● DIRECTIVE
Comb the records below for the string "localhost" and copy each line where it turns up.

● DATASET CONTENT
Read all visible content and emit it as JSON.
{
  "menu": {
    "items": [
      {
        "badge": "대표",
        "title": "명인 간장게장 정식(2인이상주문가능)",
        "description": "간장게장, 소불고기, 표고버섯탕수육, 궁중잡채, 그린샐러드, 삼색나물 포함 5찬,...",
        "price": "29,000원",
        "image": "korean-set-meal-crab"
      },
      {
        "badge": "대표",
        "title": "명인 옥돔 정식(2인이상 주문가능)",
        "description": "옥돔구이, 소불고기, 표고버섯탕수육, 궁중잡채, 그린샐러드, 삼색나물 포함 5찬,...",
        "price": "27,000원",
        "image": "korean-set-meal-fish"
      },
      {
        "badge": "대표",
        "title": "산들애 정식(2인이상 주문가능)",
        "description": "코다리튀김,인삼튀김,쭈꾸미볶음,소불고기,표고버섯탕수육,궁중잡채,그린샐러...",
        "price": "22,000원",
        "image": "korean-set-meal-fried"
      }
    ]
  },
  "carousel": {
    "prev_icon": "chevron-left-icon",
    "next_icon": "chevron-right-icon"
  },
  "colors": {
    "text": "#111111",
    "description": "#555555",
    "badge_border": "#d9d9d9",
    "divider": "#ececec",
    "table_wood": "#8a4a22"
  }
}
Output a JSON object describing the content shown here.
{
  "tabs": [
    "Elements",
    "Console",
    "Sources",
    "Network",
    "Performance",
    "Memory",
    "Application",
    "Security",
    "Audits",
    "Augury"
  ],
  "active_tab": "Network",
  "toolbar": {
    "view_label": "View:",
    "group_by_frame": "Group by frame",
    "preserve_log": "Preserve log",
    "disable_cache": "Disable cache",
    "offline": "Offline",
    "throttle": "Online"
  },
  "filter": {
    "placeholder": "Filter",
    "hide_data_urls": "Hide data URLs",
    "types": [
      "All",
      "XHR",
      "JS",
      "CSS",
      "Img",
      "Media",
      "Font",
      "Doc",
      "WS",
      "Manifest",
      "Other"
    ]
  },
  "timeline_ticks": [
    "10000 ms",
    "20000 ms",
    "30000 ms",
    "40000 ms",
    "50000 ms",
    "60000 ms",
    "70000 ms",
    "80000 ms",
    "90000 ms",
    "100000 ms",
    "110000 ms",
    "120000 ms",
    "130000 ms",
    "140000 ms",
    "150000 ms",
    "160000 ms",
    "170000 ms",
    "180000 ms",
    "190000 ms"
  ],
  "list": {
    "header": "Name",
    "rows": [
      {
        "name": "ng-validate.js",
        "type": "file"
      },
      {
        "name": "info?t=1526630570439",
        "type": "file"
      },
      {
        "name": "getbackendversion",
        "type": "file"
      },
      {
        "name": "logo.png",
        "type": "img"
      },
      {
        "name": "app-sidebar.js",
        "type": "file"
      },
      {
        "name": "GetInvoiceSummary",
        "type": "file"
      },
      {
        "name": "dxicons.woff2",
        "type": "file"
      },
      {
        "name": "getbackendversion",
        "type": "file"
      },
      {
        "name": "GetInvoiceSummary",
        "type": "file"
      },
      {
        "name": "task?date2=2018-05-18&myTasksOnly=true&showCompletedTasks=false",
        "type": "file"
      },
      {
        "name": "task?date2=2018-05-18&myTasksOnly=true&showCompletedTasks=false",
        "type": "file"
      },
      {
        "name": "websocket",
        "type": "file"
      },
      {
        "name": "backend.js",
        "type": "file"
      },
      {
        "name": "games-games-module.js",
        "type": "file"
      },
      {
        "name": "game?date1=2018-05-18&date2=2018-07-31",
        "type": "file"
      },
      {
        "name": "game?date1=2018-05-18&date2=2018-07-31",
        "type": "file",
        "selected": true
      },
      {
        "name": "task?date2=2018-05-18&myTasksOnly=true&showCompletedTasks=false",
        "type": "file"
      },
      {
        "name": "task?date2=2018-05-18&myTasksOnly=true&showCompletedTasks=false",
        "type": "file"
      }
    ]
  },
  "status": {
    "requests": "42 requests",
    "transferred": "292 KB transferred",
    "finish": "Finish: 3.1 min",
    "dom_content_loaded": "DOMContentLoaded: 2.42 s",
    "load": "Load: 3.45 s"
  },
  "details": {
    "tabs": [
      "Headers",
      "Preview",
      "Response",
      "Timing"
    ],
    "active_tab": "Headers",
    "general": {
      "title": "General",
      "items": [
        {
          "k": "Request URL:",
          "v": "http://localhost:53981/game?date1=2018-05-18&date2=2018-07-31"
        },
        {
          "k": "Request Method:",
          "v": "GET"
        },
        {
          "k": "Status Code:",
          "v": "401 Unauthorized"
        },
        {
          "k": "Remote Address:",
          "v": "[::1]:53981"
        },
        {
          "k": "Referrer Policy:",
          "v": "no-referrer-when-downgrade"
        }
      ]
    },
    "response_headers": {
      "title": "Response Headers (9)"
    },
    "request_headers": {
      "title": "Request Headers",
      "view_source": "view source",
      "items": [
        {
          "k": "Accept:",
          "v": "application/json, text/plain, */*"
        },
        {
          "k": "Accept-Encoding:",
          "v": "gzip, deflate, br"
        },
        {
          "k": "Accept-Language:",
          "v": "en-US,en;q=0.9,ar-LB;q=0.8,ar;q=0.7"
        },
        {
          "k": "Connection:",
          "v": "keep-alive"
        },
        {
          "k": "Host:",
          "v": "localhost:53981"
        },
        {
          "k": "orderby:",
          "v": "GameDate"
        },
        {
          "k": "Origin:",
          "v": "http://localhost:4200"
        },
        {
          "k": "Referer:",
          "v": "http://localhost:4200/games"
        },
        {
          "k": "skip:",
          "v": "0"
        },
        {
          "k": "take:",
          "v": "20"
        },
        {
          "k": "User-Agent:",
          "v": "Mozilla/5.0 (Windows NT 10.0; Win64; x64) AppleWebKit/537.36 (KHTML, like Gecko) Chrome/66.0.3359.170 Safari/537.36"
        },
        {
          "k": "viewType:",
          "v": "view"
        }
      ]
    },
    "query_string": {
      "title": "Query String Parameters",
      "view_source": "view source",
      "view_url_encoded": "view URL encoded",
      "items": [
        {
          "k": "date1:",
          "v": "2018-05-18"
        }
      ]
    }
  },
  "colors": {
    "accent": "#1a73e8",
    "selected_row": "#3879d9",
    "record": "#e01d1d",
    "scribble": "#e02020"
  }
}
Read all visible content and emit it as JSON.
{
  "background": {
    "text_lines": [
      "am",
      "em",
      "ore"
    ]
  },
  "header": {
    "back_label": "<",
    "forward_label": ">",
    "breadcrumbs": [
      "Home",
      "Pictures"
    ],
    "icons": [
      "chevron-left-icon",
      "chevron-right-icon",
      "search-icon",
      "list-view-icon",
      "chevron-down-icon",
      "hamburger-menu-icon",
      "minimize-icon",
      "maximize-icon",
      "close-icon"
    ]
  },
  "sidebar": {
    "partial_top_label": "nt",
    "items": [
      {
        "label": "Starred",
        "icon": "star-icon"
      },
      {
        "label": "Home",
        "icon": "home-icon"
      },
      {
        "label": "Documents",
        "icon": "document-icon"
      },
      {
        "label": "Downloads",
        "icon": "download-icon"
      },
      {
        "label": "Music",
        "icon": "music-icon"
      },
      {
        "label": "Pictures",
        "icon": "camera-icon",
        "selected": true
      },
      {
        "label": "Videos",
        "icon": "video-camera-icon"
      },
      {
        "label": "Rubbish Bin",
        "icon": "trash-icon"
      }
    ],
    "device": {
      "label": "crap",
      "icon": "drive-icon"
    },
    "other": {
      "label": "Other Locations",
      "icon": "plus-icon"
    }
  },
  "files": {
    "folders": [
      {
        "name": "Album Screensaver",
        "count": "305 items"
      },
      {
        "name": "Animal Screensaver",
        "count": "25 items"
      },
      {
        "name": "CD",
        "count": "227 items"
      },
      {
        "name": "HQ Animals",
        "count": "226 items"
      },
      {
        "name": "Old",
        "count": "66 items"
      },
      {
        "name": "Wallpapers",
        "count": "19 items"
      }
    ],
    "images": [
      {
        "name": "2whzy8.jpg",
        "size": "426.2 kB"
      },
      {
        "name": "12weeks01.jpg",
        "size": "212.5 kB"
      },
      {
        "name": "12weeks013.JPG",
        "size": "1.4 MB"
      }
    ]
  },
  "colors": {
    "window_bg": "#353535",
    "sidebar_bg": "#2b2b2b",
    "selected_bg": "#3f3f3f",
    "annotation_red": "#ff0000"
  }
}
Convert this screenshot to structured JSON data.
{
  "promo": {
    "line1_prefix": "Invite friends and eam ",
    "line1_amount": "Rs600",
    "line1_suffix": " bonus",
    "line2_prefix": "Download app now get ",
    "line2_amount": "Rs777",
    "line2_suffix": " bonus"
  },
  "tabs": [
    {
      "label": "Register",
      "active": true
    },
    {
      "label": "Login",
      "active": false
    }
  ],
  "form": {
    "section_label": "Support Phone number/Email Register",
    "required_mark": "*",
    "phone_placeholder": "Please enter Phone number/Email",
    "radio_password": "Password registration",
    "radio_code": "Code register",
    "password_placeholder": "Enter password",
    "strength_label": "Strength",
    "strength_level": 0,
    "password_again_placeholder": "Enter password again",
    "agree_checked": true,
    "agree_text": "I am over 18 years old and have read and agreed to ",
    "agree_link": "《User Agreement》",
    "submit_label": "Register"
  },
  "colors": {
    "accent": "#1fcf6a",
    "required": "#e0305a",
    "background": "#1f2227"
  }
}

● THE RESULT
          "v": "http://localhost:53981/game?date1=2018-05-18&date2=2018-07-31"
          "v": "localhost:53981"
          "v": "http://localhost:4200"
          "v": "http://localhost:4200/games"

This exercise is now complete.